(Stored data)
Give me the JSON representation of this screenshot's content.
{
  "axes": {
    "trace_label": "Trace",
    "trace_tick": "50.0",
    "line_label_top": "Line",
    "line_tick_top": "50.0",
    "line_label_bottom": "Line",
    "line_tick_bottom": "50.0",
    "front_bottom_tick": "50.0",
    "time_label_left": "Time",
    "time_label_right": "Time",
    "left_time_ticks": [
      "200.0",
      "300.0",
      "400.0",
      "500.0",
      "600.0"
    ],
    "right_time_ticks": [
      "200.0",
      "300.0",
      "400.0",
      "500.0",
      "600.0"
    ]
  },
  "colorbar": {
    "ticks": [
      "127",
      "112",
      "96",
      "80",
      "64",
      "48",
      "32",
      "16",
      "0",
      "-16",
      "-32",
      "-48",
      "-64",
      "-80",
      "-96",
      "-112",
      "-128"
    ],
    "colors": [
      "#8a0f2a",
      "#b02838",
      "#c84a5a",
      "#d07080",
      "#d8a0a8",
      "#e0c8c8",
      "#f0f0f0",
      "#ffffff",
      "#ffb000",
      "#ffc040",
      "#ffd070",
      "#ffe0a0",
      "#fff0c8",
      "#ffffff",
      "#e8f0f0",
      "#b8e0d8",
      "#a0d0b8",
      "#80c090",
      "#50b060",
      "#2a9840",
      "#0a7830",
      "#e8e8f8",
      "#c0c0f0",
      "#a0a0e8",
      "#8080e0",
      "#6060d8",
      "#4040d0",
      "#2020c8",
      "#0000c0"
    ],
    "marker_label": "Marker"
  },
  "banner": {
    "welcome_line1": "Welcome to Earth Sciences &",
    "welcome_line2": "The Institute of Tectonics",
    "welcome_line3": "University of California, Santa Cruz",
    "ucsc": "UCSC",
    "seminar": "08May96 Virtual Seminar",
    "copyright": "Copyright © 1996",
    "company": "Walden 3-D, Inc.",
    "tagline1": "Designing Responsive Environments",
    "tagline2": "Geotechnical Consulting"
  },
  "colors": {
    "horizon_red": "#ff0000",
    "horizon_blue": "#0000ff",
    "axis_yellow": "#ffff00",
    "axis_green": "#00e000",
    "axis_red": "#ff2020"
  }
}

* **Work to do**:
Repeat the material above in full, exactly as it stands.

* **Result of this task**:
Give me the JSON representation of this screenshot's content.
{
  "axes": {
    "trace_label": "Trace",
    "trace_tick": "50.0",
    "line_label_top": "Line",
    "line_tick_top": "50.0",
    "line_label_bottom": "Line",
    "line_tick_bottom": "50.0",
    "front_bottom_tick": "50.0",
    "time_label_left": "Time",
    "time_label_right": "Time",
    "left_time_ticks": [
      "200.0",
      "300.0",
      "400.0",
      "500.0",
      "600.0"
    ],
    "right_time_ticks": [
      "200.0",
      "300.0",
      "400.0",
      "500.0",
      "600.0"
    ]
  },
  "colorbar": {
    "ticks": [
      "127",
      "112",
      "96",
      "80",
      "64",
      "48",
      "32",
      "16",
      "0",
      "-16",
      "-32",
      "-48",
      "-64",
      "-80",
      "-96",
      "-112",
      "-128"
    ],
    "colors": [
      "#8a0f2a",
      "#b02838",
      "#c84a5a",
      "#d07080",
      "#d8a0a8",
      "#e0c8c8",
      "#f0f0f0",
      "#ffffff",
      "#ffb000",
      "#ffc040",
      "#ffd070",
      "#ffe0a0",
      "#fff0c8",
      "#ffffff",
      "#e8f0f0",
      "#b8e0d8",
      "#a0d0b8",
      "#80c090",
      "#50b060",
      "#2a9840",
      "#0a7830",
      "#e8e8f8",
      "#c0c0f0",
      "#a0a0e8",
      "#8080e0",
      "#6060d8",
      "#4040d0",
      "#2020c8",
      "#0000c0"
    ],
    "marker_label": "Marker"
  },
  "banner": {
    "welcome_line1": "Welcome to Earth Sciences &",
    "welcome_line2": "The Institute of Tectonics",
    "welcome_line3": "University of California, Santa Cruz",
    "ucsc": "UCSC",
    "seminar": "08May96 Virtual Seminar",
    "copyright": "Copyright © 1996",
    "company": "Walden 3-D, Inc.",
    "tagline1": "Designing Responsive Environments",
    "tagline2": "Geotechnical Consulting"
  },
  "colors": {
    "horizon_red": "#ff0000",
    "horizon_blue": "#0000ff",
    "axis_yellow": "#ffff00",
    "axis_green": "#00e000",
    "axis_red": "#ff2020"
  }
}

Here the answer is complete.